WHAT YOU NEED TO DO:
Extract each line where the string "blijven" shows up.

··· STORED DATA

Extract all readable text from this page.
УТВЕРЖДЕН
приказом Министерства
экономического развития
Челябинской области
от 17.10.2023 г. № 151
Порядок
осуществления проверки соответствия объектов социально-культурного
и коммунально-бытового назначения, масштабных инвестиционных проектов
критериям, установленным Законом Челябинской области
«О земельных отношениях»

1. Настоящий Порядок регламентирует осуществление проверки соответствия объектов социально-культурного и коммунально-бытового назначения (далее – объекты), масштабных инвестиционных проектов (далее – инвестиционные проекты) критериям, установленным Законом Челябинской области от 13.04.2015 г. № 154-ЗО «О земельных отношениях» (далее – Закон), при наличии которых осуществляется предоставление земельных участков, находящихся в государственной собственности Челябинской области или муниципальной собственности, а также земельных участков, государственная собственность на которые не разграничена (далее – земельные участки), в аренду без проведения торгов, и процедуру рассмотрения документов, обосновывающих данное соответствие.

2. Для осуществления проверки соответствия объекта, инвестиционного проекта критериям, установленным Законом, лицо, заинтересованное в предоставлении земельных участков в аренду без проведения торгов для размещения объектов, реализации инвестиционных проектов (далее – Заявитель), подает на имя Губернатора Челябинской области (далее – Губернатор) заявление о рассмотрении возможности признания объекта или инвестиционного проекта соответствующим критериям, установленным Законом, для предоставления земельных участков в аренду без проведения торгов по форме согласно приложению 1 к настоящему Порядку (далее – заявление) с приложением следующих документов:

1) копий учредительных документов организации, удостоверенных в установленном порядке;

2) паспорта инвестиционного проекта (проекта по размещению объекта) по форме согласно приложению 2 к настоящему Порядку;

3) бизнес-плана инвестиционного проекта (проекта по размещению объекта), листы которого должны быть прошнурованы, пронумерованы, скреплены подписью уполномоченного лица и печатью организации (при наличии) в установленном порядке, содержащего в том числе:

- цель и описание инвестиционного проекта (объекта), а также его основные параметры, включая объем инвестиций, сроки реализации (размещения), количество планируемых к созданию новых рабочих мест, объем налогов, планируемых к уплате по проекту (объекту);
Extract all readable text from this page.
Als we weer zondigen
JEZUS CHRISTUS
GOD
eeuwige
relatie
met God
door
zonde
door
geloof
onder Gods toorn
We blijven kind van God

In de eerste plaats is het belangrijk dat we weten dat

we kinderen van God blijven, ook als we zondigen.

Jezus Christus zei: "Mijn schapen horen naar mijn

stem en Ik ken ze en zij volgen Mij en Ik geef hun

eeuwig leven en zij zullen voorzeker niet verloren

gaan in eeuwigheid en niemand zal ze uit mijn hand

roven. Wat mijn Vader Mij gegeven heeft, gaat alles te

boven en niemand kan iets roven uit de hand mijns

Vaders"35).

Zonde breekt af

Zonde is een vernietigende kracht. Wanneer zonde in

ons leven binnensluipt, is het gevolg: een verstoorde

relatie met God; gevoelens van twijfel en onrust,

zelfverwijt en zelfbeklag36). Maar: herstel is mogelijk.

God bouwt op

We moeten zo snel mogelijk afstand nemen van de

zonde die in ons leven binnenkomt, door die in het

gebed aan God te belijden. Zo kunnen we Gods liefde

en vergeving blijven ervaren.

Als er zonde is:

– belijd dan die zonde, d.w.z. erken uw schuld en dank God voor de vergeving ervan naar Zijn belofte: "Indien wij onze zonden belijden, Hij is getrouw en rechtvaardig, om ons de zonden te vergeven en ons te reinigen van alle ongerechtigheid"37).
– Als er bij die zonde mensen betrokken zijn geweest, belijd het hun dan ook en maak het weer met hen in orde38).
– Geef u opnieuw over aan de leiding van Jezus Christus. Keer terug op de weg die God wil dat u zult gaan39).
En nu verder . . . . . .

······

EXERCISE RESPONSE:
We blijven kind van God
we kinderen van God blijven, ook als we zondigen.
en vergeving blijven ervaren.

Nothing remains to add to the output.